* **Image layout annotations**:
+---+

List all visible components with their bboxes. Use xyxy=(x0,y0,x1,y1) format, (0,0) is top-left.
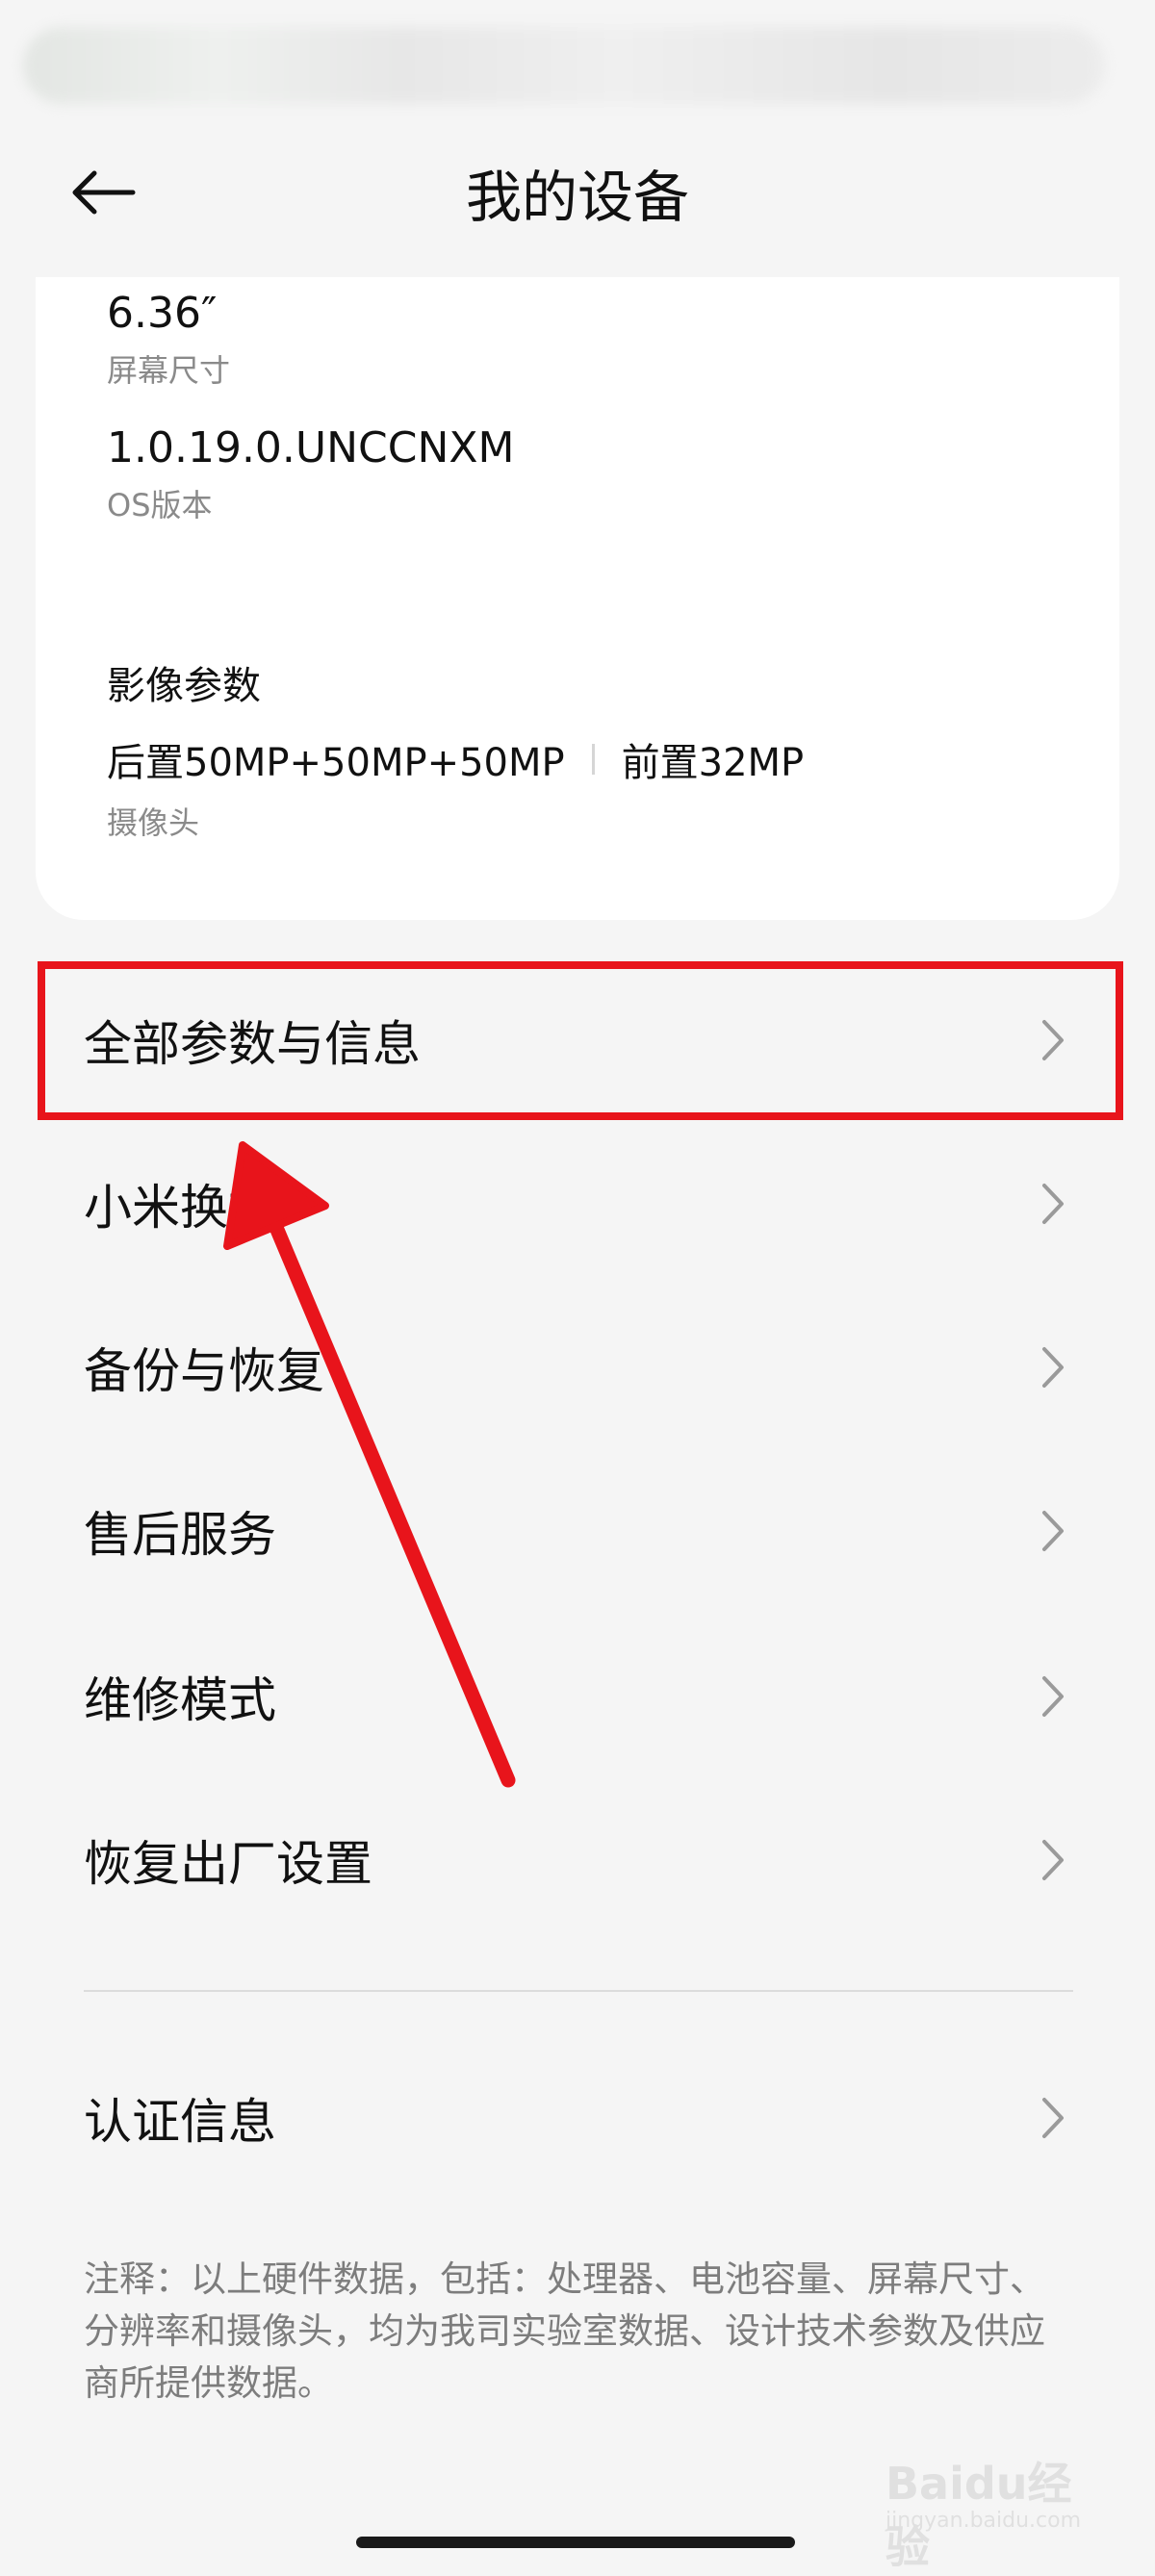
menu-item-after-sales[interactable]: 售后服务 xyxy=(0,1459,1155,1603)
camera-label: 摄像头 xyxy=(107,804,200,841)
home-indicator[interactable] xyxy=(356,2537,795,2548)
watermark-url: jingyan.baidu.com xyxy=(886,2509,1082,2533)
menu-item-backup-restore[interactable]: 备份与恢复 xyxy=(0,1295,1155,1440)
menu-item-label: 备份与恢复 xyxy=(84,1343,324,1399)
menu-item-label: 维修模式 xyxy=(84,1672,276,1728)
os-version-label: OS版本 xyxy=(107,487,213,523)
status-bar xyxy=(23,27,1105,104)
chevron-right-icon xyxy=(1041,1672,1070,1721)
baidu-watermark: Baidu经验 jingyan.baidu.com xyxy=(886,2449,1107,2573)
menu-item-factory-reset[interactable]: 恢复出厂设置 xyxy=(0,1788,1155,1932)
watermark-logo: Baidu经验 xyxy=(886,2458,1072,2573)
section-divider xyxy=(84,1990,1073,1992)
screen-size-label: 屏幕尺寸 xyxy=(107,352,231,389)
menu-item-certification[interactable]: 认证信息 xyxy=(0,2046,1155,2190)
imaging-params-title: 影像参数 xyxy=(107,664,261,708)
menu-item-label: 认证信息 xyxy=(84,2094,276,2150)
menu-item-xiaomi-transfer[interactable]: 小米换机 xyxy=(0,1132,1155,1276)
menu-item-repair-mode[interactable]: 维修模式 xyxy=(0,1624,1155,1769)
rear-camera-value: 后置50MP+50MP+50MP xyxy=(107,741,565,785)
chevron-right-icon xyxy=(1041,1836,1070,1884)
os-version-value: 1.0.19.0.UNCCNXM xyxy=(107,423,515,472)
camera-separator xyxy=(591,744,595,775)
camera-spec-line: 后置50MP+50MP+50MP 前置32MP xyxy=(107,731,804,787)
front-camera-value: 前置32MP xyxy=(621,741,805,785)
menu-item-label: 恢复出厂设置 xyxy=(84,1836,372,1892)
chevron-right-icon xyxy=(1041,1016,1070,1064)
menu-item-label: 小米换机 xyxy=(84,1180,276,1236)
back-button[interactable] xyxy=(69,154,166,231)
chevron-right-icon xyxy=(1041,2094,1070,2142)
menu-item-label: 全部参数与信息 xyxy=(84,1016,421,1072)
top-bar: 我的设备 xyxy=(0,135,1155,250)
device-spec-card: 6.36″ 屏幕尺寸 1.0.19.0.UNCCNXM OS版本 影像参数 后置… xyxy=(36,277,1119,920)
chevron-right-icon xyxy=(1041,1180,1070,1228)
hardware-footnote: 注释：以上硬件数据，包括：处理器、电池容量、屏幕尺寸、分辨率和摄像头，均为我司实… xyxy=(84,2258,1045,2404)
screen-size-value: 6.36″ xyxy=(107,289,218,338)
chevron-right-icon xyxy=(1041,1507,1070,1555)
chevron-right-icon xyxy=(1041,1343,1070,1391)
page-title: 我的设备 xyxy=(465,165,689,230)
menu-item-all-specs[interactable]: 全部参数与信息 xyxy=(0,968,1155,1112)
arrow-left-icon xyxy=(72,170,136,215)
menu-item-label: 售后服务 xyxy=(84,1507,276,1563)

+---+

* **SET TASK**: In the entries above, locate every line that contains the string "恢复出厂设置" and copy each of those lines.

* **OUTPUT**:
menu-item-factory-reset[interactable]: 恢复出厂设置 xyxy=(0,1788,1155,1932)
menu-item-label: 恢复出厂设置 xyxy=(84,1836,372,1892)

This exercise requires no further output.